**Given task:** Reproduce everything from the line containing "phone-icon: ✆ (84, 50, 91, 60)" down to the line containing "checkbox-icon: ☑ (19, 173, 28, 183)", replacing "Une seule ligne" with "Ligne unique" and leaving all else unchanged.

########

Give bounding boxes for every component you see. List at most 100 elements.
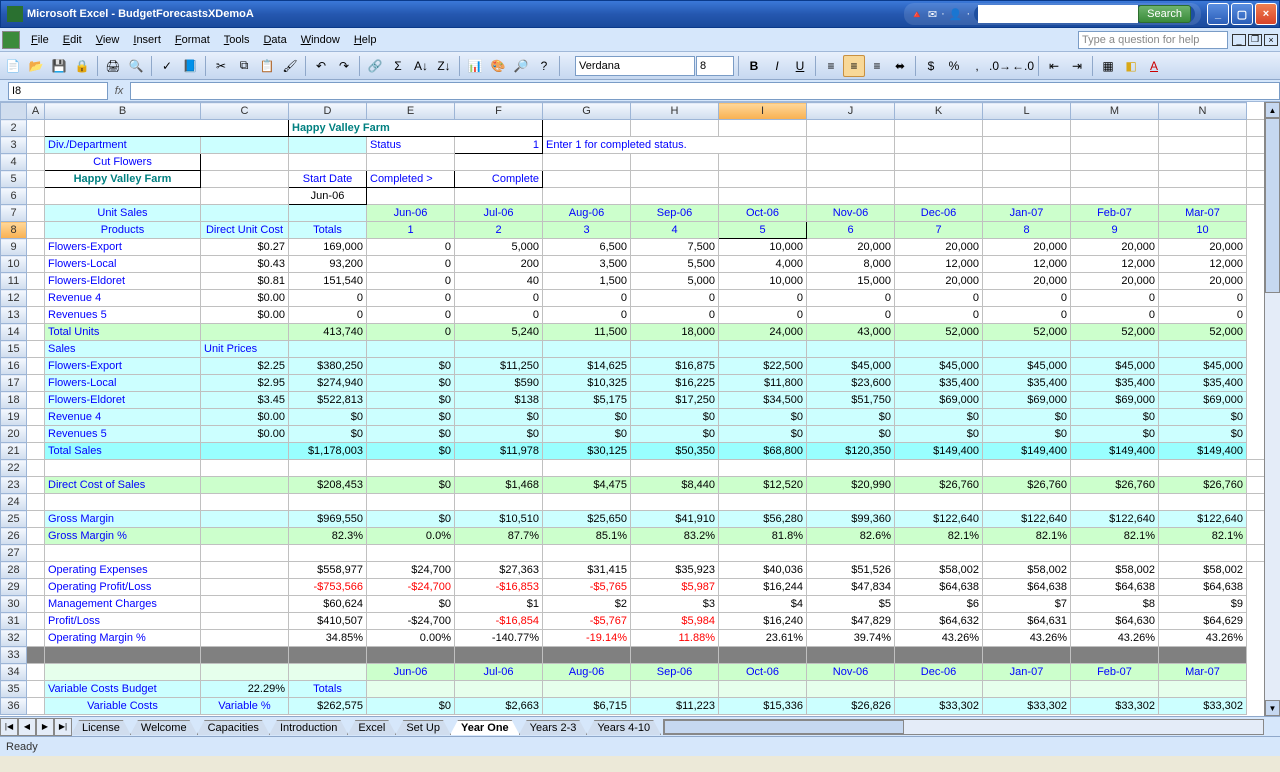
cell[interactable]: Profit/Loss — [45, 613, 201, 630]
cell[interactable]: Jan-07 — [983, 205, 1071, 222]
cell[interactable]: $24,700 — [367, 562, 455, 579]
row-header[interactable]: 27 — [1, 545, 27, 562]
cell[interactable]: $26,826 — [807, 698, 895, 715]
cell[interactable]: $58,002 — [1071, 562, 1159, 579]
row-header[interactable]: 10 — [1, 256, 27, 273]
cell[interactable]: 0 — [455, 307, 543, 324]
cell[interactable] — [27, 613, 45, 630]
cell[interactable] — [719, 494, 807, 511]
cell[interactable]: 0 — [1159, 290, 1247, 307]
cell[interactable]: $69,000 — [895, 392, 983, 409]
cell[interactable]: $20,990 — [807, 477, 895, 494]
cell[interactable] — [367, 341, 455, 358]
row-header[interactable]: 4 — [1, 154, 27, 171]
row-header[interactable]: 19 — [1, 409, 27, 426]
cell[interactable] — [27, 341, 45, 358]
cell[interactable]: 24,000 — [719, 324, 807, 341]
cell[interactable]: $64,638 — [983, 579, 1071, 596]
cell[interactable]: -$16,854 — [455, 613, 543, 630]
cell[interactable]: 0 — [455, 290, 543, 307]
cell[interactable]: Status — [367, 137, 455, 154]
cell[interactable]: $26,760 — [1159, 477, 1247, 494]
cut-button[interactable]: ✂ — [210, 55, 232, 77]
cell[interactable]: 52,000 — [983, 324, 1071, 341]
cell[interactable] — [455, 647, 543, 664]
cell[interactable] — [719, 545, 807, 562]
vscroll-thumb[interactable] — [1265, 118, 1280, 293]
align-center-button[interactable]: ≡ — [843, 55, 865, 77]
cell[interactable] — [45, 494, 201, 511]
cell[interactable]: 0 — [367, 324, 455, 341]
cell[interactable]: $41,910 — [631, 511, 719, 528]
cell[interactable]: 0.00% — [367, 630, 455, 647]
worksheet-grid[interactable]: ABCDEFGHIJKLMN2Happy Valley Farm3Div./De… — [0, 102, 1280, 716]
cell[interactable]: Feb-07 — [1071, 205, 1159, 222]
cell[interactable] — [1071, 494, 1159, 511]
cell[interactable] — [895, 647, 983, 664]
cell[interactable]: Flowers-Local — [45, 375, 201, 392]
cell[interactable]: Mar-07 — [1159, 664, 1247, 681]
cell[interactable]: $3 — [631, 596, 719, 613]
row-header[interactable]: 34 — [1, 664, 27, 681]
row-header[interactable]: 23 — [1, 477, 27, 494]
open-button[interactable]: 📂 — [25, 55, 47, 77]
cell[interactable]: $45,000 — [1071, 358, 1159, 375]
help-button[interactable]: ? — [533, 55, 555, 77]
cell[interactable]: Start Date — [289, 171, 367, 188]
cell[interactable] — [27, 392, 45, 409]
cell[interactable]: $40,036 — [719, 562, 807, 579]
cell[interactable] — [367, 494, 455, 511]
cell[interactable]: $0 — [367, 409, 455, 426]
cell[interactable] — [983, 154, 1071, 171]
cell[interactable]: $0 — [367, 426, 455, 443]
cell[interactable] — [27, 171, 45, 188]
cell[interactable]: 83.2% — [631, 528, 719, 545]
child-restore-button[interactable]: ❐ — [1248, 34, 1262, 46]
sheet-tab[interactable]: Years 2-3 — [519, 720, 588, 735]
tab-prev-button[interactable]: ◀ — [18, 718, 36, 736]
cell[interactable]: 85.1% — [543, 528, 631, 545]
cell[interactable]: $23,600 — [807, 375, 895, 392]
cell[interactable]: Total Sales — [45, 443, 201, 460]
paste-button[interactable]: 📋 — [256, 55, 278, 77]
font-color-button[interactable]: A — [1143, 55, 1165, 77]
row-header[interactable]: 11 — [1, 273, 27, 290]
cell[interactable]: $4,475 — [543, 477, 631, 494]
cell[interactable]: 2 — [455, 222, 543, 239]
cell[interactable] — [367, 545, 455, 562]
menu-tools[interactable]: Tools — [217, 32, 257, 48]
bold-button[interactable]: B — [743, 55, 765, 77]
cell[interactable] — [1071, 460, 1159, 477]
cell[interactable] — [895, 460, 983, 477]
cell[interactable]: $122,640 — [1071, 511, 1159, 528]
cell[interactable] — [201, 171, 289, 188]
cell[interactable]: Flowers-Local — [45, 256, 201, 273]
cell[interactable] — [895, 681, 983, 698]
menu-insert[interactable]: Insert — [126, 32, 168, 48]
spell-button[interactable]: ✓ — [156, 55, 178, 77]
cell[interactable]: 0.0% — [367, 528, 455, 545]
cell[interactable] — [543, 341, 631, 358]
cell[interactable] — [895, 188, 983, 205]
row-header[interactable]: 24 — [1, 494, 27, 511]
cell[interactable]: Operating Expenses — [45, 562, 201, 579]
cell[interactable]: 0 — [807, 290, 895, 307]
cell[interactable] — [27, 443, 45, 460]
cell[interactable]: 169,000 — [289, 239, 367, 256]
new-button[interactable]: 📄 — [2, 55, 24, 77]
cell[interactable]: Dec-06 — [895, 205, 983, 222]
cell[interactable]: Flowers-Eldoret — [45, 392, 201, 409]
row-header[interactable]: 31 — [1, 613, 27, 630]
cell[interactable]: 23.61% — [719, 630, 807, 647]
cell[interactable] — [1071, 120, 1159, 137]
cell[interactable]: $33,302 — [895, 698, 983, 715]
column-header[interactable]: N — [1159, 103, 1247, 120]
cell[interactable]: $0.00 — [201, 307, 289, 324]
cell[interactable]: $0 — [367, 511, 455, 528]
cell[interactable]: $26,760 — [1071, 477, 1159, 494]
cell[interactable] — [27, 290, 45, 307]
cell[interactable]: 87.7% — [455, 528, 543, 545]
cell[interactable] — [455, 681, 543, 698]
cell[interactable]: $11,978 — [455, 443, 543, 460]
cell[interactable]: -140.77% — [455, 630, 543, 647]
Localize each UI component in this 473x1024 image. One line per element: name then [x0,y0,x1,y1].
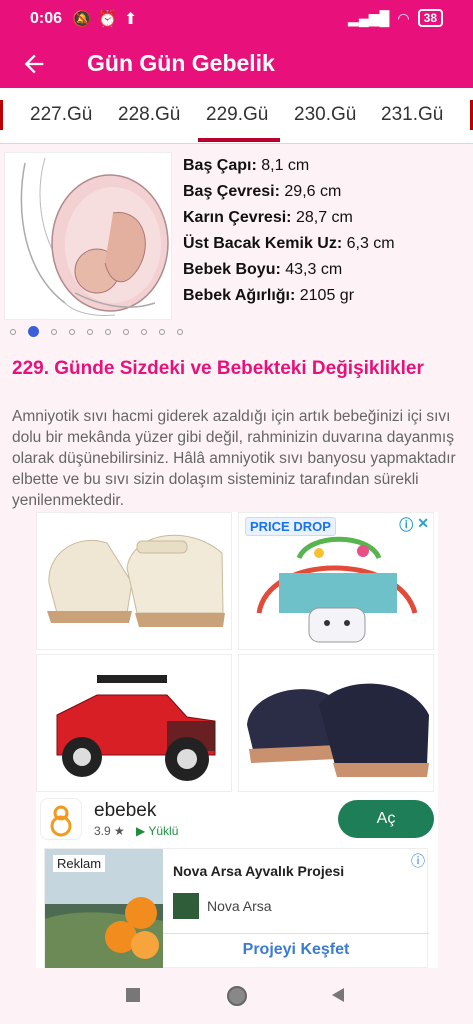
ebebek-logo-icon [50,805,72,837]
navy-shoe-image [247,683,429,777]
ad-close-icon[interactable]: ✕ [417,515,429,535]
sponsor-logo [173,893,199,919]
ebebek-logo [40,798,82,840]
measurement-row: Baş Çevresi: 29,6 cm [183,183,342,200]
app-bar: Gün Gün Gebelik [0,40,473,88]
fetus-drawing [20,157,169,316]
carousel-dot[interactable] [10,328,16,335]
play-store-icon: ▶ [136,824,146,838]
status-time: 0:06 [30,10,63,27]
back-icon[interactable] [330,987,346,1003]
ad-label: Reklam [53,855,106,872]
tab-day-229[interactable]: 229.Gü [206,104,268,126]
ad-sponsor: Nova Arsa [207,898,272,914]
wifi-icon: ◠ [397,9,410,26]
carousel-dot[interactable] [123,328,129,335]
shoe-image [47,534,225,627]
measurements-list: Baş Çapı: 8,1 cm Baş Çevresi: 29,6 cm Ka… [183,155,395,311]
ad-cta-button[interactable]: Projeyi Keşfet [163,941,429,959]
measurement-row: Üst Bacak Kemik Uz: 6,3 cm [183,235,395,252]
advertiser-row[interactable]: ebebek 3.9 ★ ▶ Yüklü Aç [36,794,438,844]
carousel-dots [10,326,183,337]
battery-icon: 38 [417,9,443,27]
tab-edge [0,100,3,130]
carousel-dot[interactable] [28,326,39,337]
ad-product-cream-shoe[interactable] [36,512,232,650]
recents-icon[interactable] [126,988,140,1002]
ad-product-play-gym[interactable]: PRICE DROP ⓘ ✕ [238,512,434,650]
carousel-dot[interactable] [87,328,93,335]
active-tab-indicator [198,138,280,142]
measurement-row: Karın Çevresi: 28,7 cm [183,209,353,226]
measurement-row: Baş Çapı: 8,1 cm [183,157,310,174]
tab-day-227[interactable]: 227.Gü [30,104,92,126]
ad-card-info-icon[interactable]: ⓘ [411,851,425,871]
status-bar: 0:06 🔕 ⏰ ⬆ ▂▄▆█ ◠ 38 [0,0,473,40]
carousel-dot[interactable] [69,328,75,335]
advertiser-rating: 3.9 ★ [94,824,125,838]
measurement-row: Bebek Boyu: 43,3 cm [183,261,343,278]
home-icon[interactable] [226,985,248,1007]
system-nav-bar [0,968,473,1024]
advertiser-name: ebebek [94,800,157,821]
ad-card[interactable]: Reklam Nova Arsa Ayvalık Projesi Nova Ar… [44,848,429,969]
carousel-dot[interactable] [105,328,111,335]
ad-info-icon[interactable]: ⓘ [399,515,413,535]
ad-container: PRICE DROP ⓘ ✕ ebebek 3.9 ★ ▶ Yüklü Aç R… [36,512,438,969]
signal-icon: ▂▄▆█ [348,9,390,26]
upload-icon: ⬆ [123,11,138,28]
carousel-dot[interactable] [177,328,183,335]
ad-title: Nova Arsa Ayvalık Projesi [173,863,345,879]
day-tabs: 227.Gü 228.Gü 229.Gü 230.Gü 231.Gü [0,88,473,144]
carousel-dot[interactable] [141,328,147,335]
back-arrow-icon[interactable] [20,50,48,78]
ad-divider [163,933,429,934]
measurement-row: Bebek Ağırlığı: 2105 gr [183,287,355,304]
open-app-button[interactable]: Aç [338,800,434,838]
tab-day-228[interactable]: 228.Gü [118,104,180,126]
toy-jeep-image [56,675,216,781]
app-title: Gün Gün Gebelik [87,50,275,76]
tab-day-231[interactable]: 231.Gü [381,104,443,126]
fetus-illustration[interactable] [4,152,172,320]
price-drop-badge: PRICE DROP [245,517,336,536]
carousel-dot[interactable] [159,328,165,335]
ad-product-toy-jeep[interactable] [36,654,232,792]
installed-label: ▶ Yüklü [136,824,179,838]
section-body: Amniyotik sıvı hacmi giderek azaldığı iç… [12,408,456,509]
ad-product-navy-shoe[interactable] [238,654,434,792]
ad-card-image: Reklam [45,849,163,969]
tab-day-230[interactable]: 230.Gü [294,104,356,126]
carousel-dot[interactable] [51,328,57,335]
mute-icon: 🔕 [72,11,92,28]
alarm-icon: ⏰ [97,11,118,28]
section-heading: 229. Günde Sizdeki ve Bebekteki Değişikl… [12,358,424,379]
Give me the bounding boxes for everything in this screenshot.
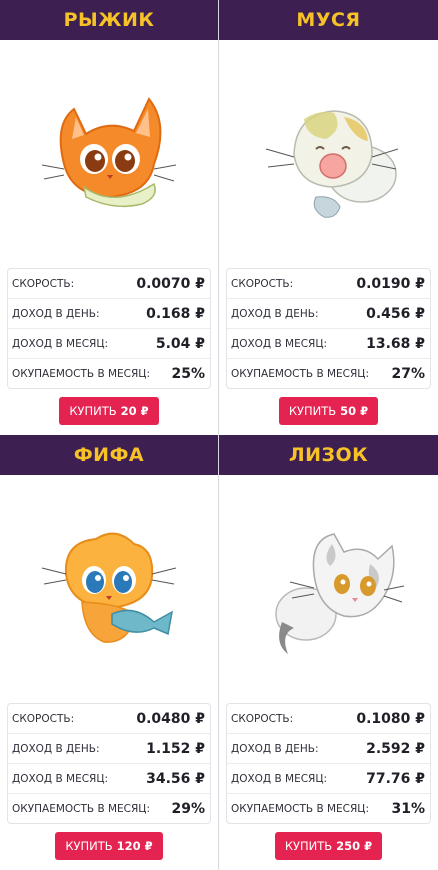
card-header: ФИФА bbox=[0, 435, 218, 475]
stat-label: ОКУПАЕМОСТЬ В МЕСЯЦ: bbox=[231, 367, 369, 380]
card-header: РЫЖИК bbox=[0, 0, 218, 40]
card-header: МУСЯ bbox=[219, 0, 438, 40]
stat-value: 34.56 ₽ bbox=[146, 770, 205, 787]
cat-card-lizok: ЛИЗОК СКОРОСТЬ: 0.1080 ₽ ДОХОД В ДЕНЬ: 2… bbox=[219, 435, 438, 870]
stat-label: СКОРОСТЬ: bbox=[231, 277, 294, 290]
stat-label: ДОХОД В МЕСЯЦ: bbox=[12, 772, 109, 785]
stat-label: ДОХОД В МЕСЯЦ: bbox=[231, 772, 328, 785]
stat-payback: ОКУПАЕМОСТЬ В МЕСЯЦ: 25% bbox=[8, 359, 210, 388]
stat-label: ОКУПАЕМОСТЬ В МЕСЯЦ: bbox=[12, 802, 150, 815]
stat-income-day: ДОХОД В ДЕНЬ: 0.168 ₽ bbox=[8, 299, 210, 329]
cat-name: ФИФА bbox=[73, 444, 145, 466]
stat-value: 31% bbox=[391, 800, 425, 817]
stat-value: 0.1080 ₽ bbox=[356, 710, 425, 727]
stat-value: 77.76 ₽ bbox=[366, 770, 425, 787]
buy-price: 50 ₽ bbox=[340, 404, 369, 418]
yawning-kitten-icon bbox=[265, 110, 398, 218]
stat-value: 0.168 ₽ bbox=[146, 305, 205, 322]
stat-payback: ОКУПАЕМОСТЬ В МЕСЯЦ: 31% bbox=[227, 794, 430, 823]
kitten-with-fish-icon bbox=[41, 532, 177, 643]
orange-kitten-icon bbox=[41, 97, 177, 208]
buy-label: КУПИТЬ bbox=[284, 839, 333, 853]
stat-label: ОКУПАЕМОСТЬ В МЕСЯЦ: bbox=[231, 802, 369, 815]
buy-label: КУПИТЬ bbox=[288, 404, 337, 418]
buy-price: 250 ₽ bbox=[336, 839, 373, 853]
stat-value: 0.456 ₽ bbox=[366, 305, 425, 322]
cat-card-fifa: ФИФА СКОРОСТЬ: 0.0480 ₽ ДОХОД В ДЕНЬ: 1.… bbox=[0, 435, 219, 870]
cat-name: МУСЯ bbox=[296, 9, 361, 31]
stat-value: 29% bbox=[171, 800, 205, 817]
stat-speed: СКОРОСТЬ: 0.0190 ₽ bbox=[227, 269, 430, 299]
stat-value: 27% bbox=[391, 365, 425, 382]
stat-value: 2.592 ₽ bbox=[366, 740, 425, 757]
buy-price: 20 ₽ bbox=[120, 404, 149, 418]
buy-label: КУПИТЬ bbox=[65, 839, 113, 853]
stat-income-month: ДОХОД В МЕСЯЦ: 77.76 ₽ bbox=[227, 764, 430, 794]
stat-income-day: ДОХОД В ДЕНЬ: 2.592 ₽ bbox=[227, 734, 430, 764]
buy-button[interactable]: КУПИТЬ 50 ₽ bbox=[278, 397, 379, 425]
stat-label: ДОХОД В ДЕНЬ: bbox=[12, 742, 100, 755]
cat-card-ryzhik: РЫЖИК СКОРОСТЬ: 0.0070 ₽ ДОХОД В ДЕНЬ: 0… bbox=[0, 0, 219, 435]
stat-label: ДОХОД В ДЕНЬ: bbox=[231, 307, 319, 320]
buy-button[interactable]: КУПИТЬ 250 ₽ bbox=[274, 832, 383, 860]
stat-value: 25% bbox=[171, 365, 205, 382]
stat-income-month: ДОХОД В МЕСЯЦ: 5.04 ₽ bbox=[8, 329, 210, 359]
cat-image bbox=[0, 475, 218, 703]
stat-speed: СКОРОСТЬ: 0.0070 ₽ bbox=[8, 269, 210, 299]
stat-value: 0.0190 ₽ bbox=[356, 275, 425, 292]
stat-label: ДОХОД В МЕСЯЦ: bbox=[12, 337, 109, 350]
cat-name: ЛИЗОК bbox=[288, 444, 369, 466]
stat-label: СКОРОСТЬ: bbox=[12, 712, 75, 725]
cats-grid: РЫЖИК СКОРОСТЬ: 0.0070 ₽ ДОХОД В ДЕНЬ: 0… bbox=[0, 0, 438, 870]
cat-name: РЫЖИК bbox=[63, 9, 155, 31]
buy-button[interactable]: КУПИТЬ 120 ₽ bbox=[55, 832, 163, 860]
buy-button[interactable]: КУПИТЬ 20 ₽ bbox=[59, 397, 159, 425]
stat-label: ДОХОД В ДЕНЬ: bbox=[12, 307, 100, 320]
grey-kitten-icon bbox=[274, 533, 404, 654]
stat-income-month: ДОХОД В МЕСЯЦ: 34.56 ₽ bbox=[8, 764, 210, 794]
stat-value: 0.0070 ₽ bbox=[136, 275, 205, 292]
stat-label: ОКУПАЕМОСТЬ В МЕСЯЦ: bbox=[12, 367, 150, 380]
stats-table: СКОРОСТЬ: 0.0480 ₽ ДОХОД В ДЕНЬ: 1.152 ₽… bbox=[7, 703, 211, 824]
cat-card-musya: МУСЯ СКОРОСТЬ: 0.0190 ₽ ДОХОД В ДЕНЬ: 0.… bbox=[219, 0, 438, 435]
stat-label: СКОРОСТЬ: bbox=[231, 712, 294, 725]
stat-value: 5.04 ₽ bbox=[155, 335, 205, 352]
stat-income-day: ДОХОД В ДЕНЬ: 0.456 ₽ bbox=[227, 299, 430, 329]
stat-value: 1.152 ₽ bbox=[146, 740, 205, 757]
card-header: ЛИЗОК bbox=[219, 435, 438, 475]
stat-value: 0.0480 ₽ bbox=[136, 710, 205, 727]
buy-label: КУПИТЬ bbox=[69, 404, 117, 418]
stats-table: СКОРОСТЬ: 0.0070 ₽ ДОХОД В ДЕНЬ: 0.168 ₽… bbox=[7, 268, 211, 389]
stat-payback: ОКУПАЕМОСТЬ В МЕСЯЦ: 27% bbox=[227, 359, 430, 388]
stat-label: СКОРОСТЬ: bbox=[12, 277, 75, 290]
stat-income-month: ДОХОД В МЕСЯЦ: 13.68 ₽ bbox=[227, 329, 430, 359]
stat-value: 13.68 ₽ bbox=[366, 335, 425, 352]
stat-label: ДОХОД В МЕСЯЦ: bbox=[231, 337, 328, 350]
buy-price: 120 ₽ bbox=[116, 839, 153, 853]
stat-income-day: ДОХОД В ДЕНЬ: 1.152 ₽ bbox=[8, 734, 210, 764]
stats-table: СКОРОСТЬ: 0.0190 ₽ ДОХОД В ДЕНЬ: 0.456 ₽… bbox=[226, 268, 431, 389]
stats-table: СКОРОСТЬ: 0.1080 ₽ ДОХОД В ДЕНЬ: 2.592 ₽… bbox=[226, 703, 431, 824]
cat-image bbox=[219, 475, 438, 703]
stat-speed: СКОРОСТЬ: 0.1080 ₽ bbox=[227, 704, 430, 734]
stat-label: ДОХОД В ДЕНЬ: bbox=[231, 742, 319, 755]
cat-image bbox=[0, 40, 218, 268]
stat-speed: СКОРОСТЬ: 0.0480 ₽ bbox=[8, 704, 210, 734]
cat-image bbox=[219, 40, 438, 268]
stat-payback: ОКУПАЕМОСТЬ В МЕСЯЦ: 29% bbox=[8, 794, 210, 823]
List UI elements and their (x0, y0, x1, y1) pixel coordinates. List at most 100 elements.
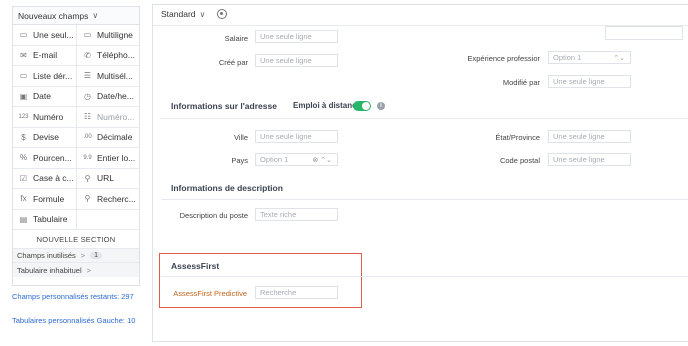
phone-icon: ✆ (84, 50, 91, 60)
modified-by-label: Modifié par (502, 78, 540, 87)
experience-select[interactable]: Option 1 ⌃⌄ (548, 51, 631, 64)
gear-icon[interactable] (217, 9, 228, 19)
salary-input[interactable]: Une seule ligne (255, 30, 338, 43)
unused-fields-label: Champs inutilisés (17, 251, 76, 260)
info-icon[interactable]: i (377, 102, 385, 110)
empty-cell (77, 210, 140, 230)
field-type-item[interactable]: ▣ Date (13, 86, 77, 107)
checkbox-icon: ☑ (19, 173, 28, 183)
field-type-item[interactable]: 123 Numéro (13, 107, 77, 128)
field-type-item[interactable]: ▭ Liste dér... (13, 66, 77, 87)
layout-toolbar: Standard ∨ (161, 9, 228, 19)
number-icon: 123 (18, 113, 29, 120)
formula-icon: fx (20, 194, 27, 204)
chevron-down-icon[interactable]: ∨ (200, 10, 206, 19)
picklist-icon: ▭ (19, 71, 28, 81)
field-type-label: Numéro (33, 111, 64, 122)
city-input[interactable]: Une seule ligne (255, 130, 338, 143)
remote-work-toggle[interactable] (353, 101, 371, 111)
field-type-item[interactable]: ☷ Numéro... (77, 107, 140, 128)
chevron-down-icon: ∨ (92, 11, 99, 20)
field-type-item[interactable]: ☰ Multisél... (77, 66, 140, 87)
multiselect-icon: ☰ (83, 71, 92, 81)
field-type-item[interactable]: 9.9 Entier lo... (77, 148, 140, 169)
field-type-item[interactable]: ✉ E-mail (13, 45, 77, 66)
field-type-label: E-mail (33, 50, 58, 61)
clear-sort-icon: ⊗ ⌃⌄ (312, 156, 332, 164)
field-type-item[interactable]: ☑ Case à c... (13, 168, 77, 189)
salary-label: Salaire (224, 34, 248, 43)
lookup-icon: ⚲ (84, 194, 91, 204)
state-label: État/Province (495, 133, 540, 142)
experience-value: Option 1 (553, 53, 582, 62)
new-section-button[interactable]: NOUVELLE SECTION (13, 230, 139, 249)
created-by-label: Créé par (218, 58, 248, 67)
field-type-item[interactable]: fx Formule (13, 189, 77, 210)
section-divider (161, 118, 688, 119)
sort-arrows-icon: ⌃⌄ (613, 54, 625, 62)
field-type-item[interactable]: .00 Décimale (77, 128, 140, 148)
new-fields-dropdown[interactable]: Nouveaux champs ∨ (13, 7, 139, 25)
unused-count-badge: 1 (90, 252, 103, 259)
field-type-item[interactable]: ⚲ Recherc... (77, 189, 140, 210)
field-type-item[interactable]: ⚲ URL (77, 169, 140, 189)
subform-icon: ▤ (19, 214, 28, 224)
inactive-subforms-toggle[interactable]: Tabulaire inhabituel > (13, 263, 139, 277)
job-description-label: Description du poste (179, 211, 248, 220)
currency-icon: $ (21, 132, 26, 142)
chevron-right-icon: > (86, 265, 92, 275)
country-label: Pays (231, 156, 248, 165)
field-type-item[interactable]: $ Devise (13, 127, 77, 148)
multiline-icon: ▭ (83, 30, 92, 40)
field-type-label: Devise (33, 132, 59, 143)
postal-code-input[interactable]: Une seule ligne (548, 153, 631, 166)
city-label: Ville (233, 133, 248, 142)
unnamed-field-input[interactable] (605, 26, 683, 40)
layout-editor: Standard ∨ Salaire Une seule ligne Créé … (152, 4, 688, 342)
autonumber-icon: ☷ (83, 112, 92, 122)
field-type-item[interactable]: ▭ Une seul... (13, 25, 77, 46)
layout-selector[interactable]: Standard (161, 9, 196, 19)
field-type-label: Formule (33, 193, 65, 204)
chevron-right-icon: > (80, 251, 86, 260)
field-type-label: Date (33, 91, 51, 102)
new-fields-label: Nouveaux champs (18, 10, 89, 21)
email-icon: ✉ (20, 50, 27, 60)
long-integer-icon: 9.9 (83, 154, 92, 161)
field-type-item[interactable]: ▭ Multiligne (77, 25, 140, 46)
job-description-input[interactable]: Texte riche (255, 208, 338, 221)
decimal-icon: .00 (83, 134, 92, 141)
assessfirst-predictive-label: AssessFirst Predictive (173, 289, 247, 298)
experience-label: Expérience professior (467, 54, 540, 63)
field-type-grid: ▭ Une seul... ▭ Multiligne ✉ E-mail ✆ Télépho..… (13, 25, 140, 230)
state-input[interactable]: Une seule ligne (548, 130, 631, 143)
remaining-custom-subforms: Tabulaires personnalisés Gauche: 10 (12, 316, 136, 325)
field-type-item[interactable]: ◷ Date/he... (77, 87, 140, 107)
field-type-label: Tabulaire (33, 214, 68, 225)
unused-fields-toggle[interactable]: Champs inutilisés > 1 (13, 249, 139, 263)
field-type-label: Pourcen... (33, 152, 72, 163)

########

**The completed task:**
phone-icon: ✆ (84, 50, 91, 60)
modified-by-label: Modifié par (502, 78, 540, 87)
experience-select[interactable]: Option 1 ⌃⌄ (548, 51, 631, 64)
gear-icon[interactable] (217, 9, 228, 19)
salary-input[interactable]: Ligne unique (255, 30, 338, 43)
unused-fields-label: Champs inutilisés (17, 251, 76, 260)
info-icon[interactable]: i (377, 102, 385, 110)
empty-cell (77, 210, 140, 230)
field-type-item[interactable]: ▣ Date (13, 86, 77, 107)
checkbox-icon: ☑ (19, 173, 28, 183)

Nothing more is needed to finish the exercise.